Copy out the listing that follows, exact in every word, and skip the images.

#### [Data entries]
------------------------------
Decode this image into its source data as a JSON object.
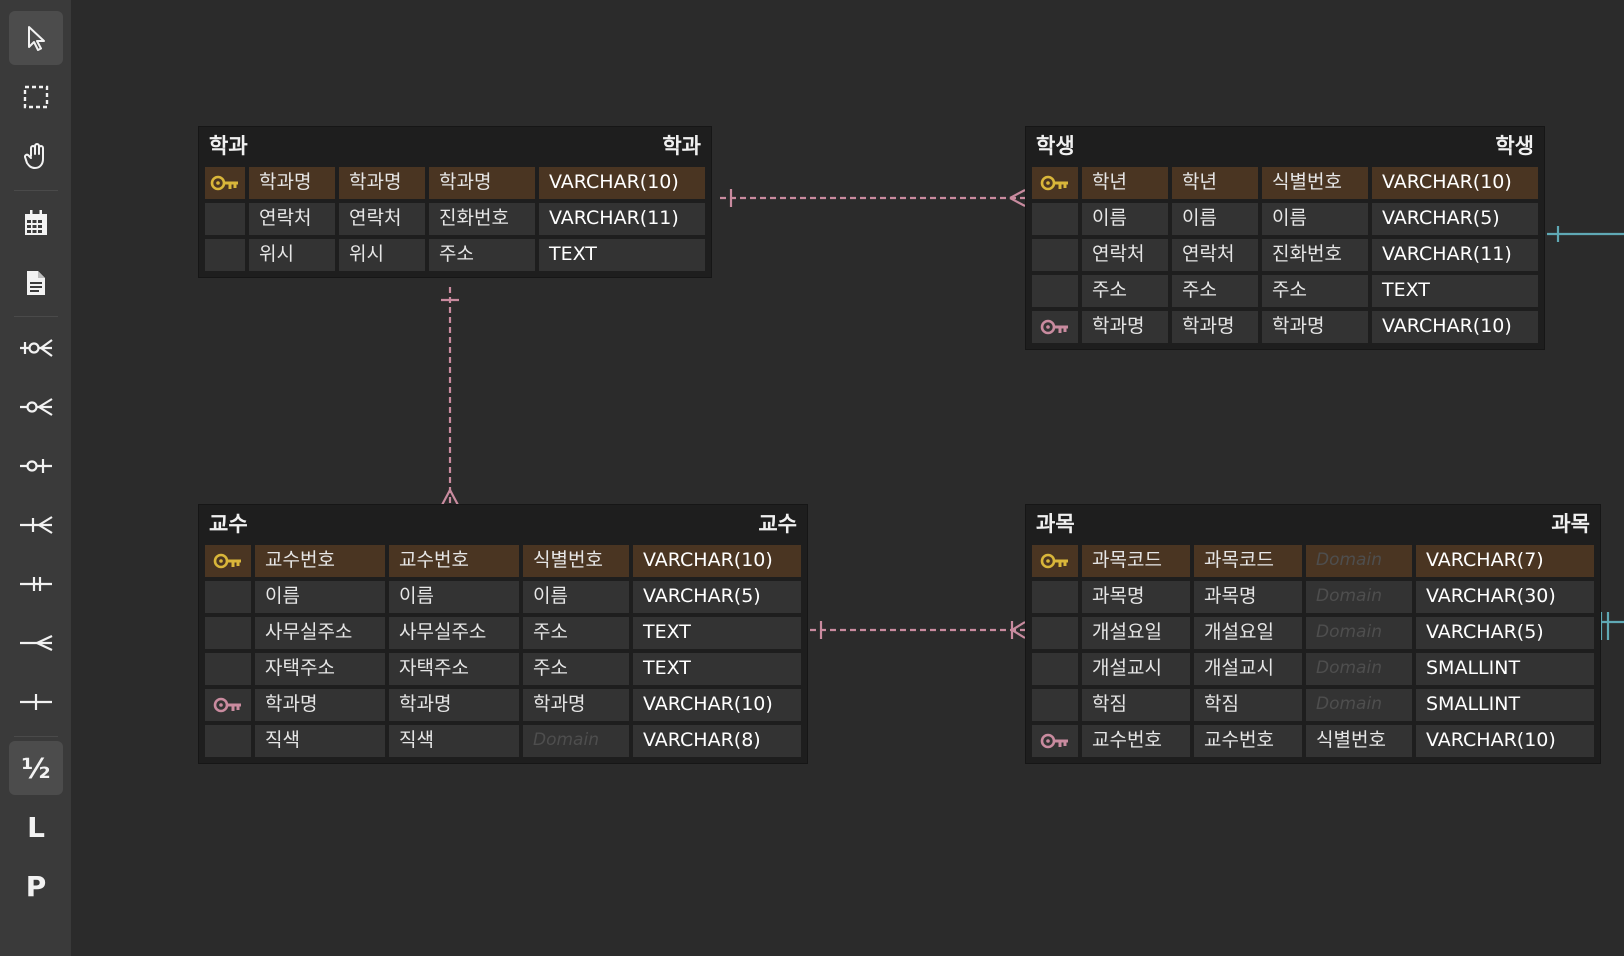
{
  "toolbar": {
    "tools": [
      {
        "name": "pointer-tool",
        "icon": "cursor-arrow-icon",
        "active": true
      },
      {
        "name": "select-area-tool",
        "icon": "dashed-rectangle-icon"
      },
      {
        "name": "hand-tool",
        "icon": "hand-icon"
      },
      {
        "name": "table-tool",
        "icon": "table-grid-icon"
      },
      {
        "name": "memo-tool",
        "icon": "document-icon"
      },
      {
        "name": "zero-one-n-tool",
        "icon": "zero-one-many-icon"
      },
      {
        "name": "zero-n-tool",
        "icon": "zero-many-icon"
      },
      {
        "name": "zero-one-tool",
        "icon": "zero-one-icon"
      },
      {
        "name": "one-n-tool",
        "icon": "one-many-icon"
      },
      {
        "name": "one-one-tool",
        "icon": "one-one-icon"
      },
      {
        "name": "n-tool",
        "icon": "many-icon"
      },
      {
        "name": "one-tool",
        "icon": "one-icon"
      },
      {
        "name": "logical-physical-toggle",
        "glyph": "½",
        "active": true
      },
      {
        "name": "logical-mode",
        "glyph": "L"
      },
      {
        "name": "physical-mode",
        "glyph": "P"
      }
    ]
  },
  "colors": {
    "relation_pink": "#c98b9f",
    "relation_teal": "#5fa9b5",
    "pk_key": "#d9b63a",
    "fk_key": "#c98b9f",
    "pk_row": "#4a3522"
  },
  "tables": [
    {
      "id": "dept",
      "name": "학과",
      "comment": "학과",
      "rows": [
        {
          "key": "pk",
          "logical": "학과명",
          "physical": "학과명",
          "domain": "학과명",
          "type": "VARCHAR(10)"
        },
        {
          "key": "",
          "logical": "연락처",
          "physical": "연락처",
          "domain": "진화번호",
          "type": "VARCHAR(11)"
        },
        {
          "key": "",
          "logical": "위시",
          "physical": "위시",
          "domain": "주소",
          "type": "TEXT"
        }
      ]
    },
    {
      "id": "student",
      "name": "학생",
      "comment": "학생",
      "rows": [
        {
          "key": "pk",
          "logical": "학년",
          "physical": "학년",
          "domain": "식별번호",
          "type": "VARCHAR(10)"
        },
        {
          "key": "",
          "logical": "이름",
          "physical": "이름",
          "domain": "이름",
          "type": "VARCHAR(5)"
        },
        {
          "key": "",
          "logical": "연락처",
          "physical": "연락처",
          "domain": "진화번호",
          "type": "VARCHAR(11)"
        },
        {
          "key": "",
          "logical": "주소",
          "physical": "주소",
          "domain": "주소",
          "type": "TEXT"
        },
        {
          "key": "fk",
          "logical": "학과명",
          "physical": "학과명",
          "domain": "학과명",
          "type": "VARCHAR(10)"
        }
      ]
    },
    {
      "id": "prof",
      "name": "교수",
      "comment": "교수",
      "rows": [
        {
          "key": "pk",
          "logical": "교수번호",
          "physical": "교수번호",
          "domain": "식별번호",
          "type": "VARCHAR(10)"
        },
        {
          "key": "",
          "logical": "이름",
          "physical": "이름",
          "domain": "이름",
          "type": "VARCHAR(5)"
        },
        {
          "key": "",
          "logical": "사무실주소",
          "physical": "사무실주소",
          "domain": "주소",
          "type": "TEXT"
        },
        {
          "key": "",
          "logical": "자택주소",
          "physical": "자택주소",
          "domain": "주소",
          "type": "TEXT"
        },
        {
          "key": "fk",
          "logical": "학과명",
          "physical": "학과명",
          "domain": "학과명",
          "type": "VARCHAR(10)"
        },
        {
          "key": "",
          "logical": "직색",
          "physical": "직색",
          "domain": "Domain",
          "domain_placeholder": true,
          "type": "VARCHAR(8)"
        }
      ]
    },
    {
      "id": "course",
      "name": "과목",
      "comment": "과목",
      "rows": [
        {
          "key": "pk",
          "logical": "과목코드",
          "physical": "과목코드",
          "domain": "Domain",
          "domain_placeholder": true,
          "type": "VARCHAR(7)"
        },
        {
          "key": "",
          "logical": "과목명",
          "physical": "과목명",
          "domain": "Domain",
          "domain_placeholder": true,
          "type": "VARCHAR(30)"
        },
        {
          "key": "",
          "logical": "개설요일",
          "physical": "개설요일",
          "domain": "Domain",
          "domain_placeholder": true,
          "type": "VARCHAR(5)"
        },
        {
          "key": "",
          "logical": "개설교시",
          "physical": "개설교시",
          "domain": "Domain",
          "domain_placeholder": true,
          "type": "SMALLINT"
        },
        {
          "key": "",
          "logical": "학짐",
          "physical": "학짐",
          "domain": "Domain",
          "domain_placeholder": true,
          "type": "SMALLINT"
        },
        {
          "key": "fk",
          "logical": "교수번호",
          "physical": "교수번호",
          "domain": "식별번호",
          "type": "VARCHAR(10)"
        }
      ]
    }
  ]
}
------------------------------
#### [Exercise response]
Decode this image into its source data as a JSON object.
{
  "toolbar": {
    "tools": [
      {
        "name": "pointer-tool",
        "icon": "cursor-arrow-icon",
        "active": true
      },
      {
        "name": "select-area-tool",
        "icon": "dashed-rectangle-icon"
      },
      {
        "name": "hand-tool",
        "icon": "hand-icon"
      },
      {
        "name": "table-tool",
        "icon": "table-grid-icon"
      },
      {
        "name": "memo-tool",
        "icon": "document-icon"
      },
      {
        "name": "zero-one-n-tool",
        "icon": "zero-one-many-icon"
      },
      {
        "name": "zero-n-tool",
        "icon": "zero-many-icon"
      },
      {
        "name": "zero-one-tool",
        "icon": "zero-one-icon"
      },
      {
        "name": "one-n-tool",
        "icon": "one-many-icon"
      },
      {
        "name": "one-one-tool",
        "icon": "one-one-icon"
      },
      {
        "name": "n-tool",
        "icon": "many-icon"
      },
      {
        "name": "one-tool",
        "icon": "one-icon"
      },
      {
        "name": "logical-physical-toggle",
        "glyph": "½",
        "active": true
      },
      {
        "name": "logical-mode",
        "glyph": "L"
      },
      {
        "name": "physical-mode",
        "glyph": "P"
      }
    ]
  },
  "colors": {
    "relation_pink": "#c98b9f",
    "relation_teal": "#5fa9b5",
    "pk_key": "#d9b63a",
    "fk_key": "#c98b9f",
    "pk_row": "#4a3522"
  },
  "tables": [
    {
      "id": "dept",
      "name": "학과",
      "comment": "학과",
      "rows": [
        {
          "key": "pk",
          "logical": "학과명",
          "physical": "학과명",
          "domain": "학과명",
          "type": "VARCHAR(10)"
        },
        {
          "key": "",
          "logical": "연락처",
          "physical": "연락처",
          "domain": "진화번호",
          "type": "VARCHAR(11)"
        },
        {
          "key": "",
          "logical": "위시",
          "physical": "위시",
          "domain": "주소",
          "type": "TEXT"
        }
      ]
    },
    {
      "id": "student",
      "name": "학생",
      "comment": "학생",
      "rows": [
        {
          "key": "pk",
          "logical": "학년",
          "physical": "학년",
          "domain": "식별번호",
          "type": "VARCHAR(10)"
        },
        {
          "key": "",
          "logical": "이름",
          "physical": "이름",
          "domain": "이름",
          "type": "VARCHAR(5)"
        },
        {
          "key": "",
          "logical": "연락처",
          "physical": "연락처",
          "domain": "진화번호",
          "type": "VARCHAR(11)"
        },
        {
          "key": "",
          "logical": "주소",
          "physical": "주소",
          "domain": "주소",
          "type": "TEXT"
        },
        {
          "key": "fk",
          "logical": "학과명",
          "physical": "학과명",
          "domain": "학과명",
          "type": "VARCHAR(10)"
        }
      ]
    },
    {
      "id": "prof",
      "name": "교수",
      "comment": "교수",
      "rows": [
        {
          "key": "pk",
          "logical": "교수번호",
          "physical": "교수번호",
          "domain": "식별번호",
          "type": "VARCHAR(10)"
        },
        {
          "key": "",
          "logical": "이름",
          "physical": "이름",
          "domain": "이름",
          "type": "VARCHAR(5)"
        },
        {
          "key": "",
          "logical": "사무실주소",
          "physical": "사무실주소",
          "domain": "주소",
          "type": "TEXT"
        },
        {
          "key": "",
          "logical": "자택주소",
          "physical": "자택주소",
          "domain": "주소",
          "type": "TEXT"
        },
        {
          "key": "fk",
          "logical": "학과명",
          "physical": "학과명",
          "domain": "학과명",
          "type": "VARCHAR(10)"
        },
        {
          "key": "",
          "logical": "직색",
          "physical": "직색",
          "domain": "Domain",
          "domain_placeholder": true,
          "type": "VARCHAR(8)"
        }
      ]
    },
    {
      "id": "course",
      "name": "과목",
      "comment": "과목",
      "rows": [
        {
          "key": "pk",
          "logical": "과목코드",
          "physical": "과목코드",
          "domain": "Domain",
          "domain_placeholder": true,
          "type": "VARCHAR(7)"
        },
        {
          "key": "",
          "logical": "과목명",
          "physical": "과목명",
          "domain": "Domain",
          "domain_placeholder": true,
          "type": "VARCHAR(30)"
        },
        {
          "key": "",
          "logical": "개설요일",
          "physical": "개설요일",
          "domain": "Domain",
          "domain_placeholder": true,
          "type": "VARCHAR(5)"
        },
        {
          "key": "",
          "logical": "개설교시",
          "physical": "개설교시",
          "domain": "Domain",
          "domain_placeholder": true,
          "type": "SMALLINT"
        },
        {
          "key": "",
          "logical": "학짐",
          "physical": "학짐",
          "domain": "Domain",
          "domain_placeholder": true,
          "type": "SMALLINT"
        },
        {
          "key": "fk",
          "logical": "교수번호",
          "physical": "교수번호",
          "domain": "식별번호",
          "type": "VARCHAR(10)"
        }
      ]
    }
  ]
}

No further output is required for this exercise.